(Data entries)

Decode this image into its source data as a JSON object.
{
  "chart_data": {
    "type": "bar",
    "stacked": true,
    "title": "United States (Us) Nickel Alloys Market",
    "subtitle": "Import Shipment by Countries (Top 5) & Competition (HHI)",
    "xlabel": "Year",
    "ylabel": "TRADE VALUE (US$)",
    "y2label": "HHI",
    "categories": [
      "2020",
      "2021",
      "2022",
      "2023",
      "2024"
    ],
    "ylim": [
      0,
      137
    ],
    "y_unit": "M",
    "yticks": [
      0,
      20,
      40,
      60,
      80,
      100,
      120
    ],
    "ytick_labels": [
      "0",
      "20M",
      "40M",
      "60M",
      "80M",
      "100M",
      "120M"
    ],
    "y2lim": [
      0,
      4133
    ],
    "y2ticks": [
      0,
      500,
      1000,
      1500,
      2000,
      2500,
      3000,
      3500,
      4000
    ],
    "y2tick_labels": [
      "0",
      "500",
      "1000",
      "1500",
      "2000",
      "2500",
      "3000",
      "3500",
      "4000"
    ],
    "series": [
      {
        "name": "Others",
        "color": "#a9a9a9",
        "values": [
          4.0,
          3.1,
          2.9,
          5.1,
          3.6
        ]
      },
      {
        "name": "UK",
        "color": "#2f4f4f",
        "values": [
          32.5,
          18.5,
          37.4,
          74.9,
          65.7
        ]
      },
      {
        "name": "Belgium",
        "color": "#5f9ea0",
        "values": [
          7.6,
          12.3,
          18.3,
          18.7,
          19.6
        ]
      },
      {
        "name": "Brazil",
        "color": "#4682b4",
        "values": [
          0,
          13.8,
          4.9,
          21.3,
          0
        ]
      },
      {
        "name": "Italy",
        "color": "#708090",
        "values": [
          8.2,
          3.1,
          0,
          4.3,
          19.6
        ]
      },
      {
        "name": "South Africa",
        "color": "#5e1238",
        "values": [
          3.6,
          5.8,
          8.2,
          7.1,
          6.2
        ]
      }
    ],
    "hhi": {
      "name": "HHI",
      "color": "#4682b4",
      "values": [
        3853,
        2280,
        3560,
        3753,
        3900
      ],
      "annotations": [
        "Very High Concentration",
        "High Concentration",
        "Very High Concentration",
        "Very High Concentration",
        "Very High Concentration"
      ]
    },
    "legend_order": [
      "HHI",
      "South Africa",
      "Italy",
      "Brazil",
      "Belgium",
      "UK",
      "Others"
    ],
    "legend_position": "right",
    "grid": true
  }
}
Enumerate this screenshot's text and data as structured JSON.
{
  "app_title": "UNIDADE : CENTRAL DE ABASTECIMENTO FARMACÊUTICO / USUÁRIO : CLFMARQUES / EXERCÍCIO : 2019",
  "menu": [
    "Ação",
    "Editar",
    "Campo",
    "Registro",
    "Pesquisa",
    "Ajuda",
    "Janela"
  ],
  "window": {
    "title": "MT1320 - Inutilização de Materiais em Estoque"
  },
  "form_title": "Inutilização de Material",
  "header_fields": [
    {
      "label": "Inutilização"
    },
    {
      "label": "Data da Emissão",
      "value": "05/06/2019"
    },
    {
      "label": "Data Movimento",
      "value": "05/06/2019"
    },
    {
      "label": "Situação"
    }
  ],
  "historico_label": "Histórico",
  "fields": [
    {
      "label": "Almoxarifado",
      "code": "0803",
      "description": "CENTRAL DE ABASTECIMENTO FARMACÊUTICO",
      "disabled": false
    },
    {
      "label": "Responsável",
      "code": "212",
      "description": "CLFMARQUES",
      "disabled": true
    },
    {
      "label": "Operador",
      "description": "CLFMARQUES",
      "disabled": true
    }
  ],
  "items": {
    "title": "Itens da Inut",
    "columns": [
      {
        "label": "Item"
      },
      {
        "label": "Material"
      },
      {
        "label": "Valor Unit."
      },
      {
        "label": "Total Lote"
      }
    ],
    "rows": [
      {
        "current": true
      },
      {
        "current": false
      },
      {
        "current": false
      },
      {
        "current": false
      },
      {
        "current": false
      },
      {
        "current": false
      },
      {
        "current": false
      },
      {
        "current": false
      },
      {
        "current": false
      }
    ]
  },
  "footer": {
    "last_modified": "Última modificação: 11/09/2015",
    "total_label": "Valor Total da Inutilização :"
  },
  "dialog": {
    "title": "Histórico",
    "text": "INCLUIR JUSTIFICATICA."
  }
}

## Short problem
Transcribe all of the entries without altering anything.

## Task result
Decode this image into its source data as a JSON object.
{
  "chart_data": {
    "type": "bar",
    "stacked": true,
    "title": "United States (Us) Nickel Alloys Market",
    "subtitle": "Import Shipment by Countries (Top 5) & Competition (HHI)",
    "xlabel": "Year",
    "ylabel": "TRADE VALUE (US$)",
    "y2label": "HHI",
    "categories": [
      "2020",
      "2021",
      "2022",
      "2023",
      "2024"
    ],
    "ylim": [
      0,
      137
    ],
    "y_unit": "M",
    "yticks": [
      0,
      20,
      40,
      60,
      80,
      100,
      120
    ],
    "ytick_labels": [
      "0",
      "20M",
      "40M",
      "60M",
      "80M",
      "100M",
      "120M"
    ],
    "y2lim": [
      0,
      4133
    ],
    "y2ticks": [
      0,
      500,
      1000,
      1500,
      2000,
      2500,
      3000,
      3500,
      4000
    ],
    "y2tick_labels": [
      "0",
      "500",
      "1000",
      "1500",
      "2000",
      "2500",
      "3000",
      "3500",
      "4000"
    ],
    "series": [
      {
        "name": "Others",
        "color": "#a9a9a9",
        "values": [
          4.0,
          3.1,
          2.9,
          5.1,
          3.6
        ]
      },
      {
        "name": "UK",
        "color": "#2f4f4f",
        "values": [
          32.5,
          18.5,
          37.4,
          74.9,
          65.7
        ]
      },
      {
        "name": "Belgium",
        "color": "#5f9ea0",
        "values": [
          7.6,
          12.3,
          18.3,
          18.7,
          19.6
        ]
      },
      {
        "name": "Brazil",
        "color": "#4682b4",
        "values": [
          0,
          13.8,
          4.9,
          21.3,
          0
        ]
      },
      {
        "name": "Italy",
        "color": "#708090",
        "values": [
          8.2,
          3.1,
          0,
          4.3,
          19.6
        ]
      },
      {
        "name": "South Africa",
        "color": "#5e1238",
        "values": [
          3.6,
          5.8,
          8.2,
          7.1,
          6.2
        ]
      }
    ],
    "hhi": {
      "name": "HHI",
      "color": "#4682b4",
      "values": [
        3853,
        2280,
        3560,
        3753,
        3900
      ],
      "annotations": [
        "Very High Concentration",
        "High Concentration",
        "Very High Concentration",
        "Very High Concentration",
        "Very High Concentration"
      ]
    },
    "legend_order": [
      "HHI",
      "South Africa",
      "Italy",
      "Brazil",
      "Belgium",
      "UK",
      "Others"
    ],
    "legend_position": "right",
    "grid": true
  }
}
Enumerate this screenshot's text and data as structured JSON.
{
  "app_title": "UNIDADE : CENTRAL DE ABASTECIMENTO FARMACÊUTICO / USUÁRIO : CLFMARQUES / EXERCÍCIO : 2019",
  "menu": [
    "Ação",
    "Editar",
    "Campo",
    "Registro",
    "Pesquisa",
    "Ajuda",
    "Janela"
  ],
  "window": {
    "title": "MT1320 - Inutilização de Materiais em Estoque"
  },
  "form_title": "Inutilização de Material",
  "header_fields": [
    {
      "label": "Inutilização"
    },
    {
      "label": "Data da Emissão",
      "value": "05/06/2019"
    },
    {
      "label": "Data Movimento",
      "value": "05/06/2019"
    },
    {
      "label": "Situação"
    }
  ],
  "historico_label": "Histórico",
  "fields": [
    {
      "label": "Almoxarifado",
      "code": "0803",
      "description": "CENTRAL DE ABASTECIMENTO FARMACÊUTICO",
      "disabled": false
    },
    {
      "label": "Responsável",
      "code": "212",
      "description": "CLFMARQUES",
      "disabled": true
    },
    {
      "label": "Operador",
      "description": "CLFMARQUES",
      "disabled": true
    }
  ],
  "items": {
    "title": "Itens da Inut",
    "columns": [
      {
        "label": "Item"
      },
      {
        "label": "Material"
      },
      {
        "label": "Valor Unit."
      },
      {
        "label": "Total Lote"
      }
    ],
    "rows": [
      {
        "current": true
      },
      {
        "current": false
      },
      {
        "current": false
      },
      {
        "current": false
      },
      {
        "current": false
      },
      {
        "current": false
      },
      {
        "current": false
      },
      {
        "current": false
      },
      {
        "current": false
      }
    ]
  },
  "footer": {
    "last_modified": "Última modificação: 11/09/2015",
    "total_label": "Valor Total da Inutilização :"
  },
  "dialog": {
    "title": "Histórico",
    "text": "INCLUIR JUSTIFICATICA."
  }
}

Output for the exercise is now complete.